- _DO THIS_: Can you quote the records below in full, word for word?

- _INPUT FOR THIS TASK_:
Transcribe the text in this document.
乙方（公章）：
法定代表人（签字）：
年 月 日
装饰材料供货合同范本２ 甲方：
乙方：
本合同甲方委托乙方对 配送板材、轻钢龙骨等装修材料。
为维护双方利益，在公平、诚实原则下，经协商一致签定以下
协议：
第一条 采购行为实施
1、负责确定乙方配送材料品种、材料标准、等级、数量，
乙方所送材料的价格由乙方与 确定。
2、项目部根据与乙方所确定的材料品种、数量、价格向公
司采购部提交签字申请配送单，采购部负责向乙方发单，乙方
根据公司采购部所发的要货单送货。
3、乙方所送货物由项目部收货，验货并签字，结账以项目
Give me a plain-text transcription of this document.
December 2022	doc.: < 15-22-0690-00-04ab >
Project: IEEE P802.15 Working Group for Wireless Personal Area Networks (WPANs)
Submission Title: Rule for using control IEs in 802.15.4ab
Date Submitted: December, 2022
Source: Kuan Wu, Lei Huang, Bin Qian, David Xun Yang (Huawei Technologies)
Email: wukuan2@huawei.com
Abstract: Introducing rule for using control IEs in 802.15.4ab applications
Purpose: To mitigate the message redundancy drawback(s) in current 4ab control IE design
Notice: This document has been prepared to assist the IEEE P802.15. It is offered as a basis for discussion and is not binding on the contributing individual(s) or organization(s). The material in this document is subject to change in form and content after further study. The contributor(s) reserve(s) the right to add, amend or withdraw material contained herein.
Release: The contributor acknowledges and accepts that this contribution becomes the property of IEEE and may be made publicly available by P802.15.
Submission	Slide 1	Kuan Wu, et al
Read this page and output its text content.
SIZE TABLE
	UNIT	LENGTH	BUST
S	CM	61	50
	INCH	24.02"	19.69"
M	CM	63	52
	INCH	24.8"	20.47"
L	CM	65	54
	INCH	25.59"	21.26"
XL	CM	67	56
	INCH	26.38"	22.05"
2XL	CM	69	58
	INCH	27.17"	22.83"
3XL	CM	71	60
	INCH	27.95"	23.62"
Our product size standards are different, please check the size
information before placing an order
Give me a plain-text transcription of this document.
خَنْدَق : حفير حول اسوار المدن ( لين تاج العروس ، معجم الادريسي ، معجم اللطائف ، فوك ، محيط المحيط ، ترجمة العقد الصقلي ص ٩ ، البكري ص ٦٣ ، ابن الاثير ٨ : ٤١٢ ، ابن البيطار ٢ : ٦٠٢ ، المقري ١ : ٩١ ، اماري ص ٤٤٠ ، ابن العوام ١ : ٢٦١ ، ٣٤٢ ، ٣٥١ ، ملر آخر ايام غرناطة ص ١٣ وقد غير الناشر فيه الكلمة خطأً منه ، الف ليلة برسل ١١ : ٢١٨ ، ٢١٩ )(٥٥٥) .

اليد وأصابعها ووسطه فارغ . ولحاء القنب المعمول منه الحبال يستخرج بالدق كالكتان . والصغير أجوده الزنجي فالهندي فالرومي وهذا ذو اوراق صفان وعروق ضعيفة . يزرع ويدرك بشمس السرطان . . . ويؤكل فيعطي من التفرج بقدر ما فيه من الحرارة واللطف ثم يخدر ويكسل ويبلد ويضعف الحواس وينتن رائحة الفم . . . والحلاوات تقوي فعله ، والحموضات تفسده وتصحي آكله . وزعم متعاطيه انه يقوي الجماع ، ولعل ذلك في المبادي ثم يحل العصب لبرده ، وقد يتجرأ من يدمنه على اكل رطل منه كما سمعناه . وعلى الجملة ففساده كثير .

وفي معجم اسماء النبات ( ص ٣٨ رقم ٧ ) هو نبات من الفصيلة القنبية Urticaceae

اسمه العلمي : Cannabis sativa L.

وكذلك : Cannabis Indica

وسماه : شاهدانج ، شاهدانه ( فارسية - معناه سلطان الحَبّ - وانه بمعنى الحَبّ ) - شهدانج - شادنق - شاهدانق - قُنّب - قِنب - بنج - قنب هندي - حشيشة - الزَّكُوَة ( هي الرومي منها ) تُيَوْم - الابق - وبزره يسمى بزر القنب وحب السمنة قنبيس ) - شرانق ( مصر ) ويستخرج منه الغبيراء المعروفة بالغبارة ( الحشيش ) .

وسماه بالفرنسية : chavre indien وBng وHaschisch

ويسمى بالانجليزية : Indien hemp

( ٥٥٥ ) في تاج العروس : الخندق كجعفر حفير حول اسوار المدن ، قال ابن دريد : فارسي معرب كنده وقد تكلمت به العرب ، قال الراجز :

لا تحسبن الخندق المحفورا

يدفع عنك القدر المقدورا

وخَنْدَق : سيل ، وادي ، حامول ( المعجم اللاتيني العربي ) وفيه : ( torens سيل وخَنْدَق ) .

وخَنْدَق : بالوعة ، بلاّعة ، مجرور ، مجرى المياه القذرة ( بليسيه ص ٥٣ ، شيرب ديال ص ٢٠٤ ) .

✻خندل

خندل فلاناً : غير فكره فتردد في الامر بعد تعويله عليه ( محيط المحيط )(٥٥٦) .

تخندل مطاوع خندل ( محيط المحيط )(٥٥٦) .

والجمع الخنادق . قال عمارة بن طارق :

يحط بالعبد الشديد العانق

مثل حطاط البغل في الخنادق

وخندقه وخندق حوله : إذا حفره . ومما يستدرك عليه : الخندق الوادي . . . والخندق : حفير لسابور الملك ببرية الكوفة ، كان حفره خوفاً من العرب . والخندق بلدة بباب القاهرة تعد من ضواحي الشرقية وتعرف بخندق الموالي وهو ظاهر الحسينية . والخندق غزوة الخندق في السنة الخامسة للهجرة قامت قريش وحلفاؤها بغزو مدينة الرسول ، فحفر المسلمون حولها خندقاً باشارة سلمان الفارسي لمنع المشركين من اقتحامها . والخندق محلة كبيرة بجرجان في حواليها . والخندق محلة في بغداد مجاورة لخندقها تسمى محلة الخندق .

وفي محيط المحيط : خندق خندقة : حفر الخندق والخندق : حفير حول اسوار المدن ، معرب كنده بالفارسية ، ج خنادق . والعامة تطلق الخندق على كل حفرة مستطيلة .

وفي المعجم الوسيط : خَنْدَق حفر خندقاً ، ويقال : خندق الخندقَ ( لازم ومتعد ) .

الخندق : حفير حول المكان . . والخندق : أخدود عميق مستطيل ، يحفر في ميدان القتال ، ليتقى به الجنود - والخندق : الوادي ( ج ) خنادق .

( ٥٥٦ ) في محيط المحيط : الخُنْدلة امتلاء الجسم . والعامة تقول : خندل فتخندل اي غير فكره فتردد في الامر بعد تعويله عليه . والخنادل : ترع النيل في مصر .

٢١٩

- _RESPONSE_:
Transcribe the text in this document.
乙方（公章）：
法定代表人（签字）：
年 月 日
装饰材料供货合同范本２ 甲方：
乙方：
本合同甲方委托乙方对 配送板材、轻钢龙骨等装修材料。
为维护双方利益，在公平、诚实原则下，经协商一致签定以下
协议：
第一条 采购行为实施
1、负责确定乙方配送材料品种、材料标准、等级、数量，
乙方所送材料的价格由乙方与 确定。
2、项目部根据与乙方所确定的材料品种、数量、价格向公
司采购部提交签字申请配送单，采购部负责向乙方发单，乙方
根据公司采购部所发的要货单送货。
3、乙方所送货物由项目部收货，验货并签字，结账以项目
Give me a plain-text transcription of this document.
December 2022	doc.: < 15-22-0690-00-04ab >
Project: IEEE P802.15 Working Group for Wireless Personal Area Networks (WPANs)
Submission Title: Rule for using control IEs in 802.15.4ab
Date Submitted: December, 2022
Source: Kuan Wu, Lei Huang, Bin Qian, David Xun Yang (Huawei Technologies)
Email: wukuan2@huawei.com
Abstract: Introducing rule for using control IEs in 802.15.4ab applications
Purpose: To mitigate the message redundancy drawback(s) in current 4ab control IE design
Notice: This document has been prepared to assist the IEEE P802.15. It is offered as a basis for discussion and is not binding on the contributing individual(s) or organization(s). The material in this document is subject to change in form and content after further study. The contributor(s) reserve(s) the right to add, amend or withdraw material contained herein.
Release: The contributor acknowledges and accepts that this contribution becomes the property of IEEE and may be made publicly available by P802.15.
Submission	Slide 1	Kuan Wu, et al
Read this page and output its text content.
SIZE TABLE
	UNIT	LENGTH	BUST
S	CM	61	50
	INCH	24.02"	19.69"
M	CM	63	52
	INCH	24.8"	20.47"
L	CM	65	54
	INCH	25.59"	21.26"
XL	CM	67	56
	INCH	26.38"	22.05"
2XL	CM	69	58
	INCH	27.17"	22.83"
3XL	CM	71	60
	INCH	27.95"	23.62"
Our product size standards are different, please check the size
information before placing an order
Give me a plain-text transcription of this document.
خَنْدَق : حفير حول اسوار المدن ( لين تاج العروس ، معجم الادريسي ، معجم اللطائف ، فوك ، محيط المحيط ، ترجمة العقد الصقلي ص ٩ ، البكري ص ٦٣ ، ابن الاثير ٨ : ٤١٢ ، ابن البيطار ٢ : ٦٠٢ ، المقري ١ : ٩١ ، اماري ص ٤٤٠ ، ابن العوام ١ : ٢٦١ ، ٣٤٢ ، ٣٥١ ، ملر آخر ايام غرناطة ص ١٣ وقد غير الناشر فيه الكلمة خطأً منه ، الف ليلة برسل ١١ : ٢١٨ ، ٢١٩ )(٥٥٥) .

اليد وأصابعها ووسطه فارغ . ولحاء القنب المعمول منه الحبال يستخرج بالدق كالكتان . والصغير أجوده الزنجي فالهندي فالرومي وهذا ذو اوراق صفان وعروق ضعيفة . يزرع ويدرك بشمس السرطان . . . ويؤكل فيعطي من التفرج بقدر ما فيه من الحرارة واللطف ثم يخدر ويكسل ويبلد ويضعف الحواس وينتن رائحة الفم . . . والحلاوات تقوي فعله ، والحموضات تفسده وتصحي آكله . وزعم متعاطيه انه يقوي الجماع ، ولعل ذلك في المبادي ثم يحل العصب لبرده ، وقد يتجرأ من يدمنه على اكل رطل منه كما سمعناه . وعلى الجملة ففساده كثير .

وفي معجم اسماء النبات ( ص ٣٨ رقم ٧ ) هو نبات من الفصيلة القنبية Urticaceae

اسمه العلمي : Cannabis sativa L.

وكذلك : Cannabis Indica

وسماه : شاهدانج ، شاهدانه ( فارسية - معناه سلطان الحَبّ - وانه بمعنى الحَبّ ) - شهدانج - شادنق - شاهدانق - قُنّب - قِنب - بنج - قنب هندي - حشيشة - الزَّكُوَة ( هي الرومي منها ) تُيَوْم - الابق - وبزره يسمى بزر القنب وحب السمنة قنبيس ) - شرانق ( مصر ) ويستخرج منه الغبيراء المعروفة بالغبارة ( الحشيش ) .

وسماه بالفرنسية : chavre indien وBng وHaschisch

ويسمى بالانجليزية : Indien hemp

( ٥٥٥ ) في تاج العروس : الخندق كجعفر حفير حول اسوار المدن ، قال ابن دريد : فارسي معرب كنده وقد تكلمت به العرب ، قال الراجز :

لا تحسبن الخندق المحفورا

يدفع عنك القدر المقدورا

وخَنْدَق : سيل ، وادي ، حامول ( المعجم اللاتيني العربي ) وفيه : ( torens سيل وخَنْدَق ) .

وخَنْدَق : بالوعة ، بلاّعة ، مجرور ، مجرى المياه القذرة ( بليسيه ص ٥٣ ، شيرب ديال ص ٢٠٤ ) .

✻خندل

خندل فلاناً : غير فكره فتردد في الامر بعد تعويله عليه ( محيط المحيط )(٥٥٦) .

تخندل مطاوع خندل ( محيط المحيط )(٥٥٦) .

والجمع الخنادق . قال عمارة بن طارق :

يحط بالعبد الشديد العانق

مثل حطاط البغل في الخنادق

وخندقه وخندق حوله : إذا حفره . ومما يستدرك عليه : الخندق الوادي . . . والخندق : حفير لسابور الملك ببرية الكوفة ، كان حفره خوفاً من العرب . والخندق بلدة بباب القاهرة تعد من ضواحي الشرقية وتعرف بخندق الموالي وهو ظاهر الحسينية . والخندق غزوة الخندق في السنة الخامسة للهجرة قامت قريش وحلفاؤها بغزو مدينة الرسول ، فحفر المسلمون حولها خندقاً باشارة سلمان الفارسي لمنع المشركين من اقتحامها . والخندق محلة كبيرة بجرجان في حواليها . والخندق محلة في بغداد مجاورة لخندقها تسمى محلة الخندق .

وفي محيط المحيط : خندق خندقة : حفر الخندق والخندق : حفير حول اسوار المدن ، معرب كنده بالفارسية ، ج خنادق . والعامة تطلق الخندق على كل حفرة مستطيلة .

وفي المعجم الوسيط : خَنْدَق حفر خندقاً ، ويقال : خندق الخندقَ ( لازم ومتعد ) .

الخندق : حفير حول المكان . . والخندق : أخدود عميق مستطيل ، يحفر في ميدان القتال ، ليتقى به الجنود - والخندق : الوادي ( ج ) خنادق .

( ٥٥٦ ) في محيط المحيط : الخُنْدلة امتلاء الجسم . والعامة تقول : خندل فتخندل اي غير فكره فتردد في الامر بعد تعويله عليه . والخنادل : ترع النيل في مصر .

٢١٩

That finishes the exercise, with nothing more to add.